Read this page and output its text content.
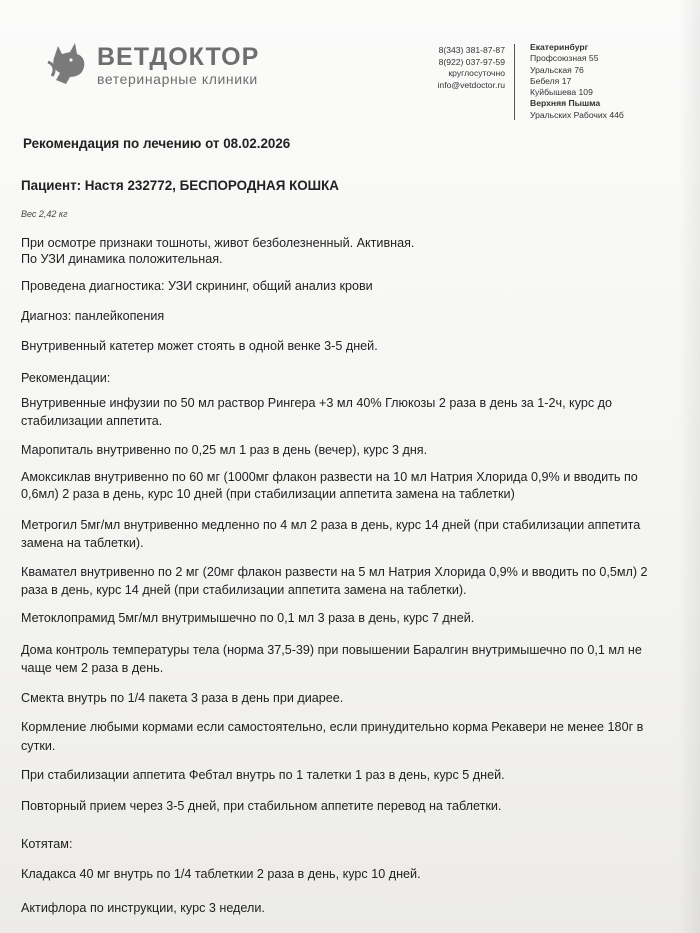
ВЕТДОКТОР
ветеринарные клиники
8(343) 381-87-87
8(922) 037-97-59
круглосуточно
info@vetdoctor.ru
Екатеринбург
Профсоюзная 55
Уральская 76
Бебеля 17
Куйбышева 109
Верхняя Пышма
Уральских Рабочих 44б
Рекомендация по лечению от 08.02.2026
Пациент: Настя 232772, БЕСПОРОДНАЯ КОШКА
Вес 2,42 кг
При осмотре признаки тошноты, живот безболезненный. Активная.
По УЗИ динамика положительная.
Проведена диагностика: УЗИ скрининг, общий анализ крови
Диагноз: панлейкопения
Внутривенный катетер может стоять в одной венке 3-5 дней.
Рекомендации:
Внутривенные инфузии по 50 мл раствор Рингера +3 мл 40% Глюкозы 2 раза в день за 1-2ч, курс до
стабилизации аппетита.
Маропиталь внутривенно по 0,25 мл 1 раз в день (вечер), курс 3 дня.
Амоксиклав внутривенно по 60 мг (1000мг флакон развести на 10 мл Натрия Хлорида 0,9% и вводить по
0,6мл) 2 раза в день, курс 10 дней (при стабилизации аппетита замена на таблетки)
Метрогил 5мг/мл внутривенно медленно по 4 мл 2 раза в день, курс 14 дней (при стабилизации аппетита
замена на таблетки).
Квамател внутривенно по 2 мг (20мг флакон развести на 5 мл Натрия Хлорида 0,9% и вводить по 0,5мл) 2
раза в день, курс 14 дней (при стабилизации аппетита замена на таблетки).
Метоклопрамид 5мг/мл внутримышечно по 0,1 мл 3 раза в день, курс 7 дней.
Дома контроль температуры тела (норма 37,5-39) при повышении Баралгин внутримышечно по 0,1 мл не
чаще чем 2 раза в день.
Смекта внутрь по 1/4 пакета 3 раза в день при диарее.
Кормление любыми кормами если самостоятельно, если принудительно корма Рекавери не менее 180г в
сутки.
При стабилизации аппетита Фебтал внутрь по 1 талетки 1 раз в день, курс 5 дней.
Повторный прием через 3-5 дней, при стабильном аппетите перевод на таблетки.
Котятам:
Кладакса 40 мг внутрь по 1/4 таблеткии 2 раза в день, курс 10 дней.
Актифлора по инструкции, курс 3 недели.
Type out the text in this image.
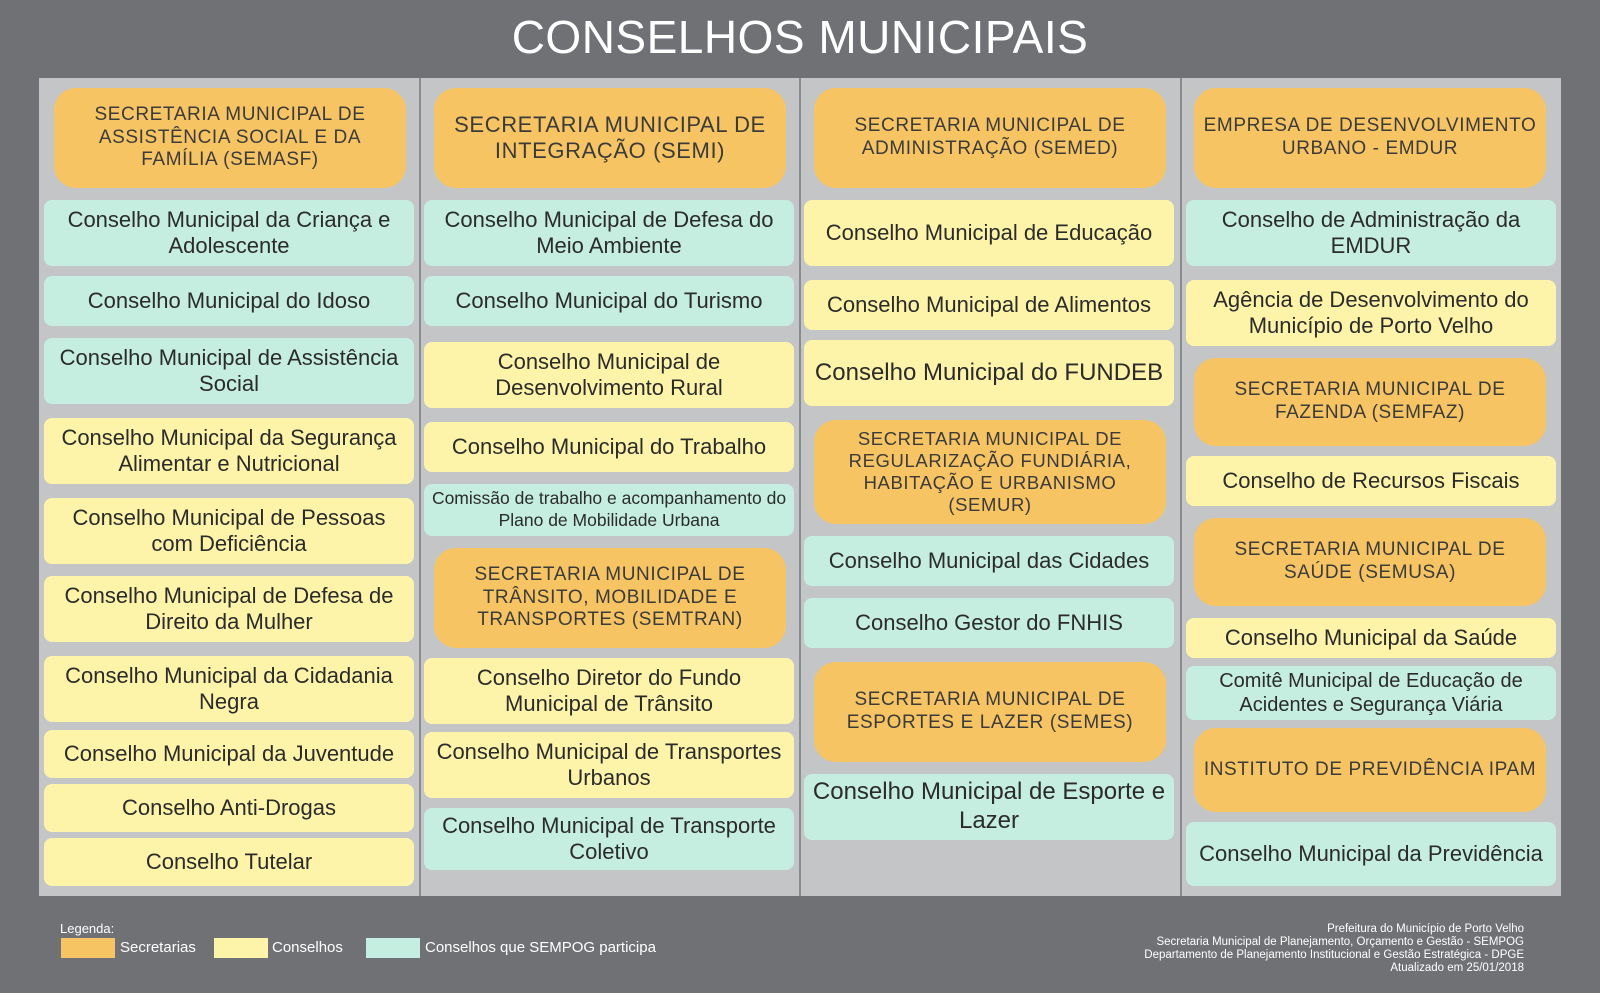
CONSELHOS MUNICIPAIS
SECRETARIA MUNICIPAL DE ASSISTÊNCIA SOCIAL E DA FAMÍLIA (SEMASF)
Conselho Municipal da Criança e Adolescente
Conselho Municipal do Idoso
Conselho Municipal de Assistência Social
Conselho Municipal da Segurança Alimentar e Nutricional
Conselho Municipal de Pessoas com Deficiência
Conselho Municipal de Defesa de Direito da Mulher
Conselho Municipal da Cidadania Negra
Conselho Municipal da Juventude
Conselho Anti-Drogas
Conselho Tutelar
SECRETARIA MUNICIPAL DE INTEGRAÇÃO (SEMI)
Conselho Municipal de Defesa do Meio Ambiente
Conselho Municipal do Turismo
Conselho Municipal de Desenvolvimento Rural
Conselho Municipal do Trabalho
Comissão de trabalho e acompanhamento do Plano de Mobilidade Urbana
SECRETARIA MUNICIPAL DE TRÂNSITO, MOBILIDADE E TRANSPORTES (SEMTRAN)
Conselho Diretor do Fundo Municipal de Trânsito
Conselho Municipal de Transportes Urbanos
Conselho Municipal de Transporte Coletivo
SECRETARIA MUNICIPAL DE ADMINISTRAÇÃO (SEMED)
Conselho Municipal de Educação
Conselho Municipal de Alimentos
Conselho Municipal do FUNDEB
SECRETARIA MUNICIPAL DE REGULARIZAÇÃO FUNDIÁRIA, HABITAÇÃO E URBANISMO (SEMUR)
Conselho Municipal das Cidades
Conselho Gestor do FNHIS
SECRETARIA MUNICIPAL DE ESPORTES E LAZER (SEMES)
Conselho Municipal de Esporte e Lazer
EMPRESA DE DESENVOLVIMENTO URBANO - EMDUR
Conselho de Administração da EMDUR
Agência de Desenvolvimento do Município de Porto Velho
SECRETARIA MUNICIPAL DE FAZENDA (SEMFAZ)
Conselho de Recursos Fiscais
SECRETARIA MUNICIPAL DE SAÚDE (SEMUSA)
Conselho Municipal da Saúde
Comitê Municipal de Educação de Acidentes e Segurança Viária
INSTITUTO DE PREVIDÊNCIA IPAM
Conselho Municipal da Previdência
Legenda:
Secretarias	Conselhos	Conselhos que SEMPOG participa
Prefeitura do Município de Porto Velho
Secretaria Municipal de Planejamento, Orçamento e Gestão - SEMPOG
Departamento de Planejamento Institucional e Gestão Estratégica - DPGE
Atualizado em 25/01/2018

###

Exercise aim – Repeat the listing in full and exactly. Do not include any images.

Finished exercise –
Read this page and output its text content.
ВЕТДОКТОР
ветеринарные клиники
8(343) 381-87-87
8(922) 037-97-59
круглосуточно
info@vetdoctor.ru
Екатеринбург
Профсоюзная 55
Уральская 76
Бебеля 17
Куйбышева 109
Верхняя Пышма
Уральских Рабочих 44б
Рекомендация по лечению от 08.02.2026
Пациент: Настя 232772, БЕСПОРОДНАЯ КОШКА
Вес 2,42 кг
При осмотре признаки тошноты, живот безболезненный. Активная.
По УЗИ динамика положительная.
Проведена диагностика: УЗИ скрининг, общий анализ крови
Диагноз: панлейкопения
Внутривенный катетер может стоять в одной венке 3-5 дней.
Рекомендации:
Внутривенные инфузии по 50 мл раствор Рингера +3 мл 40% Глюкозы 2 раза в день за 1-2ч, курс до
стабилизации аппетита.
Маропиталь внутривенно по 0,25 мл 1 раз в день (вечер), курс 3 дня.
Амоксиклав внутривенно по 60 мг (1000мг флакон развести на 10 мл Натрия Хлорида 0,9% и вводить по
0,6мл) 2 раза в день, курс 10 дней (при стабилизации аппетита замена на таблетки)
Метрогил 5мг/мл внутривенно медленно по 4 мл 2 раза в день, курс 14 дней (при стабилизации аппетита
замена на таблетки).
Квамател внутривенно по 2 мг (20мг флакон развести на 5 мл Натрия Хлорида 0,9% и вводить по 0,5мл) 2
раза в день, курс 14 дней (при стабилизации аппетита замена на таблетки).
Метоклопрамид 5мг/мл внутримышечно по 0,1 мл 3 раза в день, курс 7 дней.
Дома контроль температуры тела (норма 37,5-39) при повышении Баралгин внутримышечно по 0,1 мл не
чаще чем 2 раза в день.
Смекта внутрь по 1/4 пакета 3 раза в день при диарее.
Кормление любыми кормами если самостоятельно, если принудительно корма Рекавери не менее 180г в
сутки.
При стабилизации аппетита Фебтал внутрь по 1 талетки 1 раз в день, курс 5 дней.
Повторный прием через 3-5 дней, при стабильном аппетите перевод на таблетки.
Котятам:
Кладакса 40 мг внутрь по 1/4 таблеткии 2 раза в день, курс 10 дней.
Актифлора по инструкции, курс 3 недели.
Type out the text in this image.
CONSELHOS MUNICIPAIS
SECRETARIA MUNICIPAL DE ASSISTÊNCIA SOCIAL E DA FAMÍLIA (SEMASF)
Conselho Municipal da Criança e Adolescente
Conselho Municipal do Idoso
Conselho Municipal de Assistência Social
Conselho Municipal da Segurança Alimentar e Nutricional
Conselho Municipal de Pessoas com Deficiência
Conselho Municipal de Defesa de Direito da Mulher
Conselho Municipal da Cidadania Negra
Conselho Municipal da Juventude
Conselho Anti-Drogas
Conselho Tutelar
SECRETARIA MUNICIPAL DE INTEGRAÇÃO (SEMI)
Conselho Municipal de Defesa do Meio Ambiente
Conselho Municipal do Turismo
Conselho Municipal de Desenvolvimento Rural
Conselho Municipal do Trabalho
Comissão de trabalho e acompanhamento do Plano de Mobilidade Urbana
SECRETARIA MUNICIPAL DE TRÂNSITO, MOBILIDADE E TRANSPORTES (SEMTRAN)
Conselho Diretor do Fundo Municipal de Trânsito
Conselho Municipal de Transportes Urbanos
Conselho Municipal de Transporte Coletivo
SECRETARIA MUNICIPAL DE ADMINISTRAÇÃO (SEMED)
Conselho Municipal de Educação
Conselho Municipal de Alimentos
Conselho Municipal do FUNDEB
SECRETARIA MUNICIPAL DE REGULARIZAÇÃO FUNDIÁRIA, HABITAÇÃO E URBANISMO (SEMUR)
Conselho Municipal das Cidades
Conselho Gestor do FNHIS
SECRETARIA MUNICIPAL DE ESPORTES E LAZER (SEMES)
Conselho Municipal de Esporte e Lazer
EMPRESA DE DESENVOLVIMENTO URBANO - EMDUR
Conselho de Administração da EMDUR
Agência de Desenvolvimento do Município de Porto Velho
SECRETARIA MUNICIPAL DE FAZENDA (SEMFAZ)
Conselho de Recursos Fiscais
SECRETARIA MUNICIPAL DE SAÚDE (SEMUSA)
Conselho Municipal da Saúde
Comitê Municipal de Educação de Acidentes e Segurança Viária
INSTITUTO DE PREVIDÊNCIA IPAM
Conselho Municipal da Previdência
Legenda:
Secretarias	Conselhos	Conselhos que SEMPOG participa
Prefeitura do Município de Porto Velho
Secretaria Municipal de Planejamento, Orçamento e Gestão - SEMPOG
Departamento de Planejamento Institucional e Gestão Estratégica - DPGE
Atualizado em 25/01/2018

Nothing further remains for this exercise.